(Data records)
━━━━━━━━━━━━━━━━━━━━

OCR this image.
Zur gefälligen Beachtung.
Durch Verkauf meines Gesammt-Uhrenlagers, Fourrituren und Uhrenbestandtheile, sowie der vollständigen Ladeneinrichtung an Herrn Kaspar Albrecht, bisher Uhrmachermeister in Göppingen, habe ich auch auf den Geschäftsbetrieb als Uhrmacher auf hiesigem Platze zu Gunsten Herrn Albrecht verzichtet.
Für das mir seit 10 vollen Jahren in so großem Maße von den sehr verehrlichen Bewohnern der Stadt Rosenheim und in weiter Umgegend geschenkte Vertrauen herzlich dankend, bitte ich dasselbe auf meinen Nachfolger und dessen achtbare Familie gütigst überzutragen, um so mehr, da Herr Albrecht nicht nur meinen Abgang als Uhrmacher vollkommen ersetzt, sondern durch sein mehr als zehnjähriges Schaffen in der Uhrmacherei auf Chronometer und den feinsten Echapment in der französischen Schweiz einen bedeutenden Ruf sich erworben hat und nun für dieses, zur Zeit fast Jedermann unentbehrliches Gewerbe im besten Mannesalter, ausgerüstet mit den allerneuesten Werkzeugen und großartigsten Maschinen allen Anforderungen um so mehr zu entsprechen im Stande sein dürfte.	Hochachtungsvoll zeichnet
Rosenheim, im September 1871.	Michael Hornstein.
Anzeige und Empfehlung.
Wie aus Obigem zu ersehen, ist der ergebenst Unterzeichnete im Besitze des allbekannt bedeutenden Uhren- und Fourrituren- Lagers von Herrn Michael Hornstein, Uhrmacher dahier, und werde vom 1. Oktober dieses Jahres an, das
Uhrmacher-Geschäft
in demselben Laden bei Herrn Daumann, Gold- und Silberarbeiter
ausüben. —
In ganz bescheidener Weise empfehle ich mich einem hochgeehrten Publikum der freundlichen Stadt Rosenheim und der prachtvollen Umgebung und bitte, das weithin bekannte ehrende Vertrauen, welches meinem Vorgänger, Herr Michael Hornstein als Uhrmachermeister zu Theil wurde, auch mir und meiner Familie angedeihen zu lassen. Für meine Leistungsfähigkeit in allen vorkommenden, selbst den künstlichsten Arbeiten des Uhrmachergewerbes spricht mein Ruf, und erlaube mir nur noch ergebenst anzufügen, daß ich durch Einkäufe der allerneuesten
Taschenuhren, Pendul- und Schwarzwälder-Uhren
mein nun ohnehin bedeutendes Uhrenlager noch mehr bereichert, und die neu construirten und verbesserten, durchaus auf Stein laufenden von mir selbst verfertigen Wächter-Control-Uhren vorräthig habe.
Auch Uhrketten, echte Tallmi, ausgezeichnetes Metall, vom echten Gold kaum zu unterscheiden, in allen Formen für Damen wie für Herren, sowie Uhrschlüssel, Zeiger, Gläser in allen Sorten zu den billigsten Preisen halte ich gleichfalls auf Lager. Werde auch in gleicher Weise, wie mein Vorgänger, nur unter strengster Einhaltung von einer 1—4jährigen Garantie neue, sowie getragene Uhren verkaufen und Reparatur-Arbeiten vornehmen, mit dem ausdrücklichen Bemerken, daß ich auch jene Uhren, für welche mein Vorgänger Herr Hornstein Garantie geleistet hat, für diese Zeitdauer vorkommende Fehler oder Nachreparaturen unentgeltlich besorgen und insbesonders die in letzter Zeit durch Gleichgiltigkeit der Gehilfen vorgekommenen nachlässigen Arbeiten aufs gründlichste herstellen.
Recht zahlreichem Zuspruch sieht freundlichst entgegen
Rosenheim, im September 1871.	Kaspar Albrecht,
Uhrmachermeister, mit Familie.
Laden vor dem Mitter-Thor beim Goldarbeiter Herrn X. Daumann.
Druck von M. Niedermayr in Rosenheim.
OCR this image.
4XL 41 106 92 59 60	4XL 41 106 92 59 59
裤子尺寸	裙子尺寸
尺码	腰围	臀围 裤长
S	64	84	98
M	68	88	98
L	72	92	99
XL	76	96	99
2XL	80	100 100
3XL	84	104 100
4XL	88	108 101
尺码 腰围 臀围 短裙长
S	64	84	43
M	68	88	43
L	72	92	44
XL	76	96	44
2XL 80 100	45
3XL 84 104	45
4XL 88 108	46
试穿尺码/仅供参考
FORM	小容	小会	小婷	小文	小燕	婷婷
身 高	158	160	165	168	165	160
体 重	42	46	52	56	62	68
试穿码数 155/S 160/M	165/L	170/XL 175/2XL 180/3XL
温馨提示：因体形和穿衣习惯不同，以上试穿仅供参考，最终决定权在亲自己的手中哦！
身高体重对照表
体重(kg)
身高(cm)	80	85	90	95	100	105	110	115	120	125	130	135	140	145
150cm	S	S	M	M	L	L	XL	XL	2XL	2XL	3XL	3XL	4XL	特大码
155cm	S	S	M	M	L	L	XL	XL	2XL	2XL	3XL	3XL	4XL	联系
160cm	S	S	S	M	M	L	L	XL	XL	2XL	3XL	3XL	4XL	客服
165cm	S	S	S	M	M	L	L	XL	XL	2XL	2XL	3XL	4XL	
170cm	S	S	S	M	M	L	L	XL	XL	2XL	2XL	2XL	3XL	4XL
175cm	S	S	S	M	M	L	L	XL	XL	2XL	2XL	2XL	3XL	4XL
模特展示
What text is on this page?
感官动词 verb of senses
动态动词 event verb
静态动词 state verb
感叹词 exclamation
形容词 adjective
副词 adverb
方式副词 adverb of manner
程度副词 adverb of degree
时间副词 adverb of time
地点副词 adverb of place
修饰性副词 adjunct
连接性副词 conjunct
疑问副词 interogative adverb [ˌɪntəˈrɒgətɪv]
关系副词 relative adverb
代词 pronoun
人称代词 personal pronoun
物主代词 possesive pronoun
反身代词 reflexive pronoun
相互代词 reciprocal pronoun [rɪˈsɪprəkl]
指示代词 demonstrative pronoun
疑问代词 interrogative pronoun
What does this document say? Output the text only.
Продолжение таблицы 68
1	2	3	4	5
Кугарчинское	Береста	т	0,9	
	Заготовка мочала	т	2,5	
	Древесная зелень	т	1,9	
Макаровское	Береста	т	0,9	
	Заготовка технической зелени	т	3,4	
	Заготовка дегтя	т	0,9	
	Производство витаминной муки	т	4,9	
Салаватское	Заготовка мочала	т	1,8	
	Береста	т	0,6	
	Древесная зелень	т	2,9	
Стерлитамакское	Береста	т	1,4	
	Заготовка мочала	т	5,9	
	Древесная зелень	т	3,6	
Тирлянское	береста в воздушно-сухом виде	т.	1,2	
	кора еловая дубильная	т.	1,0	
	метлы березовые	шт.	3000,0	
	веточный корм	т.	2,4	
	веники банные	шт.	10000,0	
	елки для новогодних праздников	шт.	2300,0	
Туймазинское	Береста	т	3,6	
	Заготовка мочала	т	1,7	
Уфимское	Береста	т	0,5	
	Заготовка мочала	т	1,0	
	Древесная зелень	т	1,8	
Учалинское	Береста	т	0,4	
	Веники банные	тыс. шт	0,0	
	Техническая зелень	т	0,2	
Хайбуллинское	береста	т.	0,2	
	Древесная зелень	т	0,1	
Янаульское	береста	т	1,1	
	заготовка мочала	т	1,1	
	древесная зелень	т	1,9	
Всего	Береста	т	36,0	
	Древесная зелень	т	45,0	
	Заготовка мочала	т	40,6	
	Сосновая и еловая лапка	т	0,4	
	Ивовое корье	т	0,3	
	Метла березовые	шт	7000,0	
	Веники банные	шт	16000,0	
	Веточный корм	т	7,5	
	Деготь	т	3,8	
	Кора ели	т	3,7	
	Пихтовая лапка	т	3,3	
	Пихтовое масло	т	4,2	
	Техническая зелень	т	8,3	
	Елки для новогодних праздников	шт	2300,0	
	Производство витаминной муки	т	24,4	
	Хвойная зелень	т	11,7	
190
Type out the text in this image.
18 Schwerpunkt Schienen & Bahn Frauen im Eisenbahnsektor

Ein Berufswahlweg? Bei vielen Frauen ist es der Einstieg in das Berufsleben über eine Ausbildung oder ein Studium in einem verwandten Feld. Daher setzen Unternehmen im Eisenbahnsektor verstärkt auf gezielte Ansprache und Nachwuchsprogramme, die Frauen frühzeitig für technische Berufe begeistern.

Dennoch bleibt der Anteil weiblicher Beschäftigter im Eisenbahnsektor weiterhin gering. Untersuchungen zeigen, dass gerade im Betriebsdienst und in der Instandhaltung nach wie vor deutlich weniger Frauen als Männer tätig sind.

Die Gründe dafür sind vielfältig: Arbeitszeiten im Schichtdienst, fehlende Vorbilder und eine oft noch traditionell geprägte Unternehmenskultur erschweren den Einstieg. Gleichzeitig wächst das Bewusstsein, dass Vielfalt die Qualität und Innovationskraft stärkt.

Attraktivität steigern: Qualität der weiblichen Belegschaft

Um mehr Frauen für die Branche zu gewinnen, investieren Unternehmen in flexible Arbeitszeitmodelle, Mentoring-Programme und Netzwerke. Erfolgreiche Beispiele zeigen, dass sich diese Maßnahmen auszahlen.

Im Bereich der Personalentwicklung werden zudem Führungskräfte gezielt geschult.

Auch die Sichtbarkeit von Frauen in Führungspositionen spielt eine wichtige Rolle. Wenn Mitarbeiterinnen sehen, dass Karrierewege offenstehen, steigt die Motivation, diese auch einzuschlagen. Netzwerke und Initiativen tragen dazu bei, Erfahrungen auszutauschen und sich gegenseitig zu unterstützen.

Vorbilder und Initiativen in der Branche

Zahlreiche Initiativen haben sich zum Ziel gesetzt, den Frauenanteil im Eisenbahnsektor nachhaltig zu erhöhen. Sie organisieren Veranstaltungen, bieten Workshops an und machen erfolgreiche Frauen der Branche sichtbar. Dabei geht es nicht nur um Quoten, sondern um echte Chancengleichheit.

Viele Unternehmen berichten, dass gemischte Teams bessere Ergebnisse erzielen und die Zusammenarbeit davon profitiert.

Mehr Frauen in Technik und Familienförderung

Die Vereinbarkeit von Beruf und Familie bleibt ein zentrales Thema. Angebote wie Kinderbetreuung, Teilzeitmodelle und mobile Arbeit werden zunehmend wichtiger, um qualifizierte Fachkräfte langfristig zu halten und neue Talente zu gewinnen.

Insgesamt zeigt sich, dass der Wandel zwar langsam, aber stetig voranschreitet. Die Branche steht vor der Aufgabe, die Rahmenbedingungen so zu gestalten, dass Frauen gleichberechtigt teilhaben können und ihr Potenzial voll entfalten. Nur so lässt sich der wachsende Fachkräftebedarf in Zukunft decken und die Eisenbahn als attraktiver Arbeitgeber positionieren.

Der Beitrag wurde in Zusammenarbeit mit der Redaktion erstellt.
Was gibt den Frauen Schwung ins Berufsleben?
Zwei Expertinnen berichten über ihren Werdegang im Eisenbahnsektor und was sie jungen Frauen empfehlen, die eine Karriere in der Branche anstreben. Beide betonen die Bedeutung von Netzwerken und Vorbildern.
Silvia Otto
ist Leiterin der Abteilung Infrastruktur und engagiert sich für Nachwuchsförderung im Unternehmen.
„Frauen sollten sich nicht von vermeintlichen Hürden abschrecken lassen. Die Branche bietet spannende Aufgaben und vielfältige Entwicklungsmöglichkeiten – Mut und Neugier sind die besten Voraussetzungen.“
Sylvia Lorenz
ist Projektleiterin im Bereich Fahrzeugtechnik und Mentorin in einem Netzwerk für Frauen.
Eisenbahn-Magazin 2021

━━━━━━━━━━━━━━━━━━━━

* **EXERCISE DESCRIPTION**
Go through the lines above. Select every one that has the string "Herrn".

* **RESPONSE**
Durch Verkauf meines Gesammt-Uhrenlagers, Fourrituren und Uhrenbestandtheile, sowie der vollständigen Ladeneinrichtung an Herrn Kaspar Albrecht, bisher Uhrmachermeister in Göppingen, habe ich auch auf den Geschäftsbetrieb als Uhrmacher auf hiesigem Platze zu Gunsten Herrn Albrecht verzichtet.
Wie aus Obigem zu ersehen, ist der ergebenst Unterzeichnete im Besitze des allbekannt bedeutenden Uhren- und Fourrituren- Lagers von Herrn Michael Hornstein, Uhrmacher dahier, und werde vom 1. Oktober dieses Jahres an, das
in demselben Laden bei Herrn Daumann, Gold- und Silberarbeiter
Laden vor dem Mitter-Thor beim Goldarbeiter Herrn X. Daumann.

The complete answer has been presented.